→ WORK TO COMPLETE
Copy out all lines with the word "name" in them.

**** THE DATA

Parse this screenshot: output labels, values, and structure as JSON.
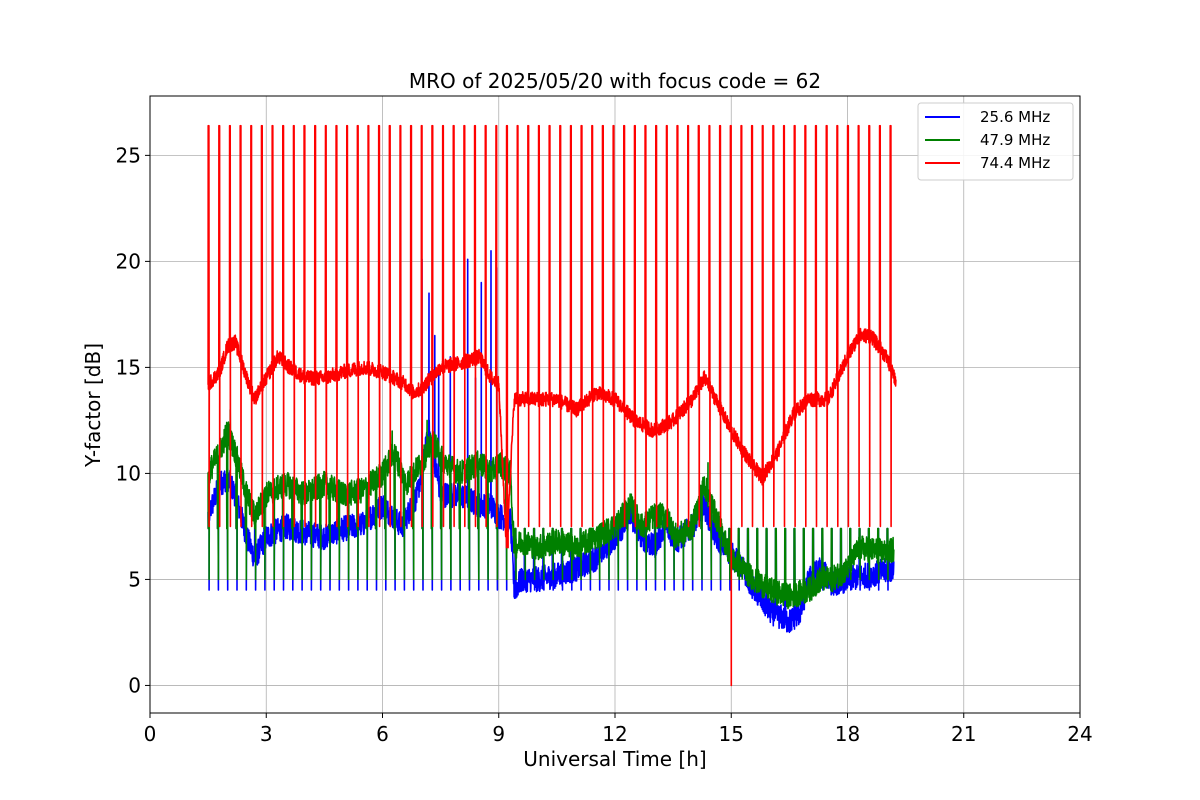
{
  "chart_data": {
    "type": "line",
    "title": "MRO of 2025/05/20 with focus code = 62",
    "xlabel": "Universal Time [h]",
    "ylabel": "Y-factor [dB]",
    "xlim": [
      0,
      24
    ],
    "ylim": [
      -1.3,
      27.8
    ],
    "xticks": [
      0,
      3,
      6,
      9,
      12,
      15,
      18,
      21,
      24
    ],
    "yticks": [
      0,
      5,
      10,
      15,
      20,
      25
    ],
    "grid": true,
    "legend_position": "top-right",
    "series": [
      {
        "name": "25.6 MHz",
        "color": "#0000ff",
        "baseline": [
          [
            1.5,
            8.0
          ],
          [
            1.8,
            9.5
          ],
          [
            2.0,
            9.8
          ],
          [
            2.2,
            9.0
          ],
          [
            2.5,
            7.0
          ],
          [
            2.7,
            6.0
          ],
          [
            3.0,
            7.0
          ],
          [
            3.5,
            7.5
          ],
          [
            4.0,
            7.2
          ],
          [
            4.5,
            7.0
          ],
          [
            5.0,
            7.4
          ],
          [
            5.5,
            7.6
          ],
          [
            6.0,
            8.5
          ],
          [
            6.5,
            7.5
          ],
          [
            6.9,
            9.0
          ],
          [
            7.2,
            12.0
          ],
          [
            7.5,
            9.0
          ],
          [
            8.0,
            9.0
          ],
          [
            8.5,
            8.5
          ],
          [
            8.8,
            8.5
          ],
          [
            9.0,
            8.0
          ],
          [
            9.3,
            7.8
          ],
          [
            9.4,
            4.5
          ],
          [
            9.6,
            5.0
          ],
          [
            10.0,
            5.0
          ],
          [
            10.5,
            5.2
          ],
          [
            11.0,
            5.5
          ],
          [
            11.5,
            6.0
          ],
          [
            12.0,
            7.0
          ],
          [
            12.4,
            8.0
          ],
          [
            12.7,
            7.0
          ],
          [
            13.0,
            6.5
          ],
          [
            13.3,
            7.5
          ],
          [
            13.6,
            6.8
          ],
          [
            14.0,
            7.5
          ],
          [
            14.3,
            8.5
          ],
          [
            14.6,
            7.0
          ],
          [
            15.0,
            6.2
          ],
          [
            15.3,
            5.5
          ],
          [
            15.6,
            4.5
          ],
          [
            16.0,
            3.5
          ],
          [
            16.5,
            3.0
          ],
          [
            16.8,
            3.5
          ],
          [
            17.0,
            5.0
          ],
          [
            17.3,
            5.5
          ],
          [
            17.6,
            4.8
          ],
          [
            18.0,
            5.0
          ],
          [
            18.5,
            5.2
          ],
          [
            19.0,
            5.4
          ],
          [
            19.2,
            5.5
          ]
        ],
        "pulses": {
          "start": 1.5,
          "step": 0.24,
          "end": 19.2,
          "high": 7.4,
          "low": 4.5
        },
        "spikes": [
          [
            7.02,
            20.1
          ],
          [
            7.2,
            18.5
          ],
          [
            7.45,
            15.0
          ],
          [
            7.75,
            15.5
          ],
          [
            8.2,
            20.1
          ],
          [
            8.55,
            19.0
          ],
          [
            8.8,
            20.5
          ],
          [
            8.95,
            19.7
          ],
          [
            7.35,
            16.5
          ],
          [
            8.4,
            14.5
          ]
        ]
      },
      {
        "name": "47.9 MHz",
        "color": "#008000",
        "baseline": [
          [
            1.5,
            10.0
          ],
          [
            1.8,
            11.0
          ],
          [
            2.0,
            12.0
          ],
          [
            2.2,
            11.0
          ],
          [
            2.5,
            9.0
          ],
          [
            2.7,
            8.0
          ],
          [
            3.0,
            9.0
          ],
          [
            3.5,
            9.5
          ],
          [
            4.0,
            9.0
          ],
          [
            4.5,
            9.5
          ],
          [
            5.0,
            9.0
          ],
          [
            5.5,
            9.2
          ],
          [
            6.0,
            10.0
          ],
          [
            6.3,
            11.0
          ],
          [
            6.6,
            9.5
          ],
          [
            7.0,
            10.5
          ],
          [
            7.3,
            11.5
          ],
          [
            7.6,
            10.5
          ],
          [
            8.0,
            10.0
          ],
          [
            8.5,
            10.5
          ],
          [
            8.8,
            10.0
          ],
          [
            9.0,
            10.5
          ],
          [
            9.3,
            10.0
          ],
          [
            9.4,
            6.5
          ],
          [
            9.6,
            6.8
          ],
          [
            10.0,
            6.5
          ],
          [
            10.5,
            6.8
          ],
          [
            11.0,
            6.5
          ],
          [
            11.5,
            7.0
          ],
          [
            12.0,
            7.5
          ],
          [
            12.4,
            8.5
          ],
          [
            12.7,
            7.5
          ],
          [
            13.0,
            8.0
          ],
          [
            13.3,
            8.0
          ],
          [
            13.6,
            7.0
          ],
          [
            14.0,
            7.5
          ],
          [
            14.3,
            9.5
          ],
          [
            14.6,
            8.0
          ],
          [
            15.0,
            6.0
          ],
          [
            15.3,
            5.5
          ],
          [
            15.6,
            5.0
          ],
          [
            16.0,
            4.5
          ],
          [
            16.5,
            4.2
          ],
          [
            17.0,
            4.5
          ],
          [
            17.3,
            5.0
          ],
          [
            17.6,
            5.0
          ],
          [
            18.0,
            5.5
          ],
          [
            18.3,
            6.5
          ],
          [
            18.6,
            6.4
          ],
          [
            19.0,
            6.3
          ],
          [
            19.2,
            6.4
          ]
        ],
        "pulses": {
          "start": 1.5,
          "step": 0.24,
          "end": 19.2,
          "high": 7.4,
          "low": 5.0
        },
        "spikes": [
          [
            2.07,
            13.0
          ],
          [
            6.25,
            12.0
          ],
          [
            7.15,
            12.5
          ],
          [
            12.25,
            8.8
          ],
          [
            14.4,
            10.5
          ]
        ]
      },
      {
        "name": "74.4 MHz",
        "color": "#ff0000",
        "baseline": [
          [
            1.5,
            14.2
          ],
          [
            1.8,
            14.8
          ],
          [
            2.0,
            16.0
          ],
          [
            2.2,
            16.2
          ],
          [
            2.5,
            14.5
          ],
          [
            2.7,
            13.5
          ],
          [
            3.0,
            14.5
          ],
          [
            3.3,
            15.5
          ],
          [
            3.6,
            15.0
          ],
          [
            4.0,
            14.5
          ],
          [
            4.5,
            14.5
          ],
          [
            5.0,
            14.8
          ],
          [
            5.5,
            15.0
          ],
          [
            6.0,
            14.8
          ],
          [
            6.3,
            14.5
          ],
          [
            6.6,
            14.2
          ],
          [
            6.8,
            13.8
          ],
          [
            7.0,
            14.0
          ],
          [
            7.5,
            15.0
          ],
          [
            8.0,
            15.2
          ],
          [
            8.5,
            15.5
          ],
          [
            8.8,
            14.5
          ],
          [
            9.0,
            14.2
          ],
          [
            9.2,
            6.5
          ],
          [
            9.4,
            13.5
          ],
          [
            9.8,
            13.5
          ],
          [
            10.5,
            13.5
          ],
          [
            11.0,
            13.0
          ],
          [
            11.5,
            13.8
          ],
          [
            12.0,
            13.5
          ],
          [
            12.5,
            12.5
          ],
          [
            13.0,
            12.0
          ],
          [
            13.5,
            12.5
          ],
          [
            14.0,
            13.5
          ],
          [
            14.3,
            14.5
          ],
          [
            14.6,
            13.5
          ],
          [
            15.0,
            12.0
          ],
          [
            15.5,
            10.5
          ],
          [
            15.8,
            9.8
          ],
          [
            16.2,
            11.0
          ],
          [
            16.6,
            12.8
          ],
          [
            17.0,
            13.5
          ],
          [
            17.5,
            13.5
          ],
          [
            18.0,
            15.5
          ],
          [
            18.3,
            16.5
          ],
          [
            18.6,
            16.5
          ],
          [
            19.0,
            15.5
          ],
          [
            19.25,
            14.3
          ]
        ],
        "pulses": {
          "start": 1.5,
          "step": 0.275,
          "end": 19.2,
          "high": 26.4,
          "low": 7.5
        },
        "spikes": [
          [
            15.0,
            0.0
          ]
        ]
      }
    ]
  }
}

********

→ EXERCISE RESPONSE
        "name": "25.6 MHz",
        "name": "47.9 MHz",
        "name": "74.4 MHz",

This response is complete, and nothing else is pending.